=== TRECHO DE ORIGEM ===
===

CANTO IX- Os lusos são advertidos por Monçaide de que há um plano para distraí-los até a chegada de navios que atacarão a frota. Vasco da Gama inicia o regresso e, no caminho, encontra a ilha dos Amores, preparada por Vênus para acolhimento e prêmio aos esforçados navegantes. 
CANTO X - Mostra Tétis, em seu magnífico palácio, profetizando as façanhas futuras dos portugueses. Após repousarem do cansaço e das aventuras da longa viagem, os lusos zarpam de regresso em Lisboa. 


Agora nos deteremos no Canto VI, estrofes 70 a 91, cobradas nos exames do PRISE/PROSEL da Universidade Estadual do Pará.
Temos nessas estrofes o episódio da grande tempestade provocada por Eolo, a mando de Baco. Veja na estrofe 70, transcrita abaixo.

===

=== Registros de anotação de regiões ===
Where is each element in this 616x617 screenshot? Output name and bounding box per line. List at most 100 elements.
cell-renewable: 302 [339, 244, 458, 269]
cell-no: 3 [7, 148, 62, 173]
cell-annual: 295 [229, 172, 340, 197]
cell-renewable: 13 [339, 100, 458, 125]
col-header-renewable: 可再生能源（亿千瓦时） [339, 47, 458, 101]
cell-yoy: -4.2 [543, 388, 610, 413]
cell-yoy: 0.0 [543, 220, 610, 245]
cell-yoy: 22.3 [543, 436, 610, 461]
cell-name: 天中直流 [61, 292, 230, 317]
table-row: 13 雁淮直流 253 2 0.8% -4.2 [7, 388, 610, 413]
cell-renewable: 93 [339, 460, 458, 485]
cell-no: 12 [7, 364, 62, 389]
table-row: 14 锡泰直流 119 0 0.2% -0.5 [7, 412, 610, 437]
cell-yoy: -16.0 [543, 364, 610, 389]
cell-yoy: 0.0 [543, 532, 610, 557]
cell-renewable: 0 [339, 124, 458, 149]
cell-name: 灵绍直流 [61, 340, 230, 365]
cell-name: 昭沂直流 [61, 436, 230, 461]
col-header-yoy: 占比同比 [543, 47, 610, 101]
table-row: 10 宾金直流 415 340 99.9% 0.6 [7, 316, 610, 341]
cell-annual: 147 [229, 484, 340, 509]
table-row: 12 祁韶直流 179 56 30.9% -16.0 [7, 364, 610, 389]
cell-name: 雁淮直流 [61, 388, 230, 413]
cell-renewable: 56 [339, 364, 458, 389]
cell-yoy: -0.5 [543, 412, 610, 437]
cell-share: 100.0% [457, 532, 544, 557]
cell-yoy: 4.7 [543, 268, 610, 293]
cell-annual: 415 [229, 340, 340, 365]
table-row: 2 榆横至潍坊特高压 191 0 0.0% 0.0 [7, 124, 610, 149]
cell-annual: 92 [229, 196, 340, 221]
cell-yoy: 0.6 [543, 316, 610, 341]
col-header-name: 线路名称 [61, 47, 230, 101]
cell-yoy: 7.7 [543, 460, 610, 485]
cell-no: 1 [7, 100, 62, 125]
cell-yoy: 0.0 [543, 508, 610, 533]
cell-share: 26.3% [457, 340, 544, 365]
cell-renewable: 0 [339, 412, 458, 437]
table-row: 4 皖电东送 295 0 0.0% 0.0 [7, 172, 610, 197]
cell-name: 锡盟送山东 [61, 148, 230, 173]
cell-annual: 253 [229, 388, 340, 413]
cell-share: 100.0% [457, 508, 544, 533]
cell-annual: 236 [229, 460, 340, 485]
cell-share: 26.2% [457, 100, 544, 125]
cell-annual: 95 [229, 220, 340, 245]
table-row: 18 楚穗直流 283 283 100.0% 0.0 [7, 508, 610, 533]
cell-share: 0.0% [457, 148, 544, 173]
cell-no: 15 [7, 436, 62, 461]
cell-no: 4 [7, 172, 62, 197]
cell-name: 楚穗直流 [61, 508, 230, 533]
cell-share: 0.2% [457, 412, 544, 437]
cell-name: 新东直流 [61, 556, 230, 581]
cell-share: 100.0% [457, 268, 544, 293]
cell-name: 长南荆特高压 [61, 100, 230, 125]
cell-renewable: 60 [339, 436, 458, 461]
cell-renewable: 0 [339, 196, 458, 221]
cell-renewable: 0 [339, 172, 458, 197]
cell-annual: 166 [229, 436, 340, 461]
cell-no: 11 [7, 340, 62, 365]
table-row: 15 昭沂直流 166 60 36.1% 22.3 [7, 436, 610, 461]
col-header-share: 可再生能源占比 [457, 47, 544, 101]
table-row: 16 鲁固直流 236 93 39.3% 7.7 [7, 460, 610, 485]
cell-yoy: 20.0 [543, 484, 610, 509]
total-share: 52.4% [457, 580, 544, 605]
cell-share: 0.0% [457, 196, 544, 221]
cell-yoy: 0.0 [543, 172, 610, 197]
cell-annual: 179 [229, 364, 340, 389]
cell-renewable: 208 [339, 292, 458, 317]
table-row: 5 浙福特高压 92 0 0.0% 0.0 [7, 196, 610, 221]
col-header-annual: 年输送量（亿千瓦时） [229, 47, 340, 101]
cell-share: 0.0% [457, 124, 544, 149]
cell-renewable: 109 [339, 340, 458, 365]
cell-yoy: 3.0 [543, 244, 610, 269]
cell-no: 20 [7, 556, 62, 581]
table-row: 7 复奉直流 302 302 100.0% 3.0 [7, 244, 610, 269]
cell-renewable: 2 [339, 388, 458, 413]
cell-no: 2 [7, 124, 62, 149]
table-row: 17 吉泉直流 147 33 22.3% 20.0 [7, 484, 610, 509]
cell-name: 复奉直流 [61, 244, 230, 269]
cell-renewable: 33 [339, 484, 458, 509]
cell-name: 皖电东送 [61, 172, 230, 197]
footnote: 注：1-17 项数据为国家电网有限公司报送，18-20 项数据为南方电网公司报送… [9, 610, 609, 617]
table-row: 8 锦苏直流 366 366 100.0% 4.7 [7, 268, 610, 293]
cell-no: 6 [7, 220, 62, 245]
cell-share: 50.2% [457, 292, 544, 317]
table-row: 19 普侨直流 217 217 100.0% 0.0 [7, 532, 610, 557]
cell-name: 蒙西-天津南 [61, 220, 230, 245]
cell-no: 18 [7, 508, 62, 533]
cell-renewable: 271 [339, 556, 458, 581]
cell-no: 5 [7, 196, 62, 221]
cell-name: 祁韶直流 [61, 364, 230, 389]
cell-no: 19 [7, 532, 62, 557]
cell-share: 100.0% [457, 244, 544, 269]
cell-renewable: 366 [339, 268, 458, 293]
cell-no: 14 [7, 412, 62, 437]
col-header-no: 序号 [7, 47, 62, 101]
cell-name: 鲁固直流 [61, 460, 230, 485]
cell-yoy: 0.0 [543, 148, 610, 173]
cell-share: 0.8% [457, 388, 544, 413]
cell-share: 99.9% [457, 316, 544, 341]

===

=== OBJETIVOS ===
1) Liste todas as divindades citadas no trecho de origem sobre os cantos, na ordem em que aparecem.
2) Escreva a parte seguinte do trecho de origem sobre os cantos e a tempestade, começando logo após a última frase.
Este material vem de uma fonte diferente.

=== RESPOSTAS POR TAREFA ===
1) Vênus, Tétis, Eolo, Baco

2)
70
Mas neste passo, assi prontos estando,
Eis o mestre, que olhando os ares anda,
O apito toca: acordam, despertando,
Os marinheiros dũa e doutra banda,
E, porque o vento vinha refrescando,
Os traquetes das gáveas tomar manda.
– «Alerta (disse) estai, que o vento cresce
Daquela nuvem negra que aparece!


assi = assi
dua = de uma

O capitão vendo se formar uma grande tempestade acorda os marinheiros que estavam dormindo. "Os traquetes das gáveas tomar manda". As maiores dificuldades dos leitores jovens do nosso tempo será com certeza a linguagem do texto. Primeiro por ser antiga, segundo por utilizar termos próprios da navegação naval. Vamos então tentar clarear essa leitura para nossos alunos. É claro que também, a própria estrutura invertida das frase e dos termos das orações complica um pouco a leitura, porém isso já é comum ao texto literário e o aluno deve se acostumar a isso. Por exemplo "tomar manda" ao invés de "manda tomar".
Abaixo mostramos uma imagem tirada do goolge imagem, que ajudará o aluno a visualizar a cena e a entender a ordem do capitão, avistada a tempestade, mandou tomar os traquetes das gáveas.



Então, gáveas são as velas, traquete é o mastro principal.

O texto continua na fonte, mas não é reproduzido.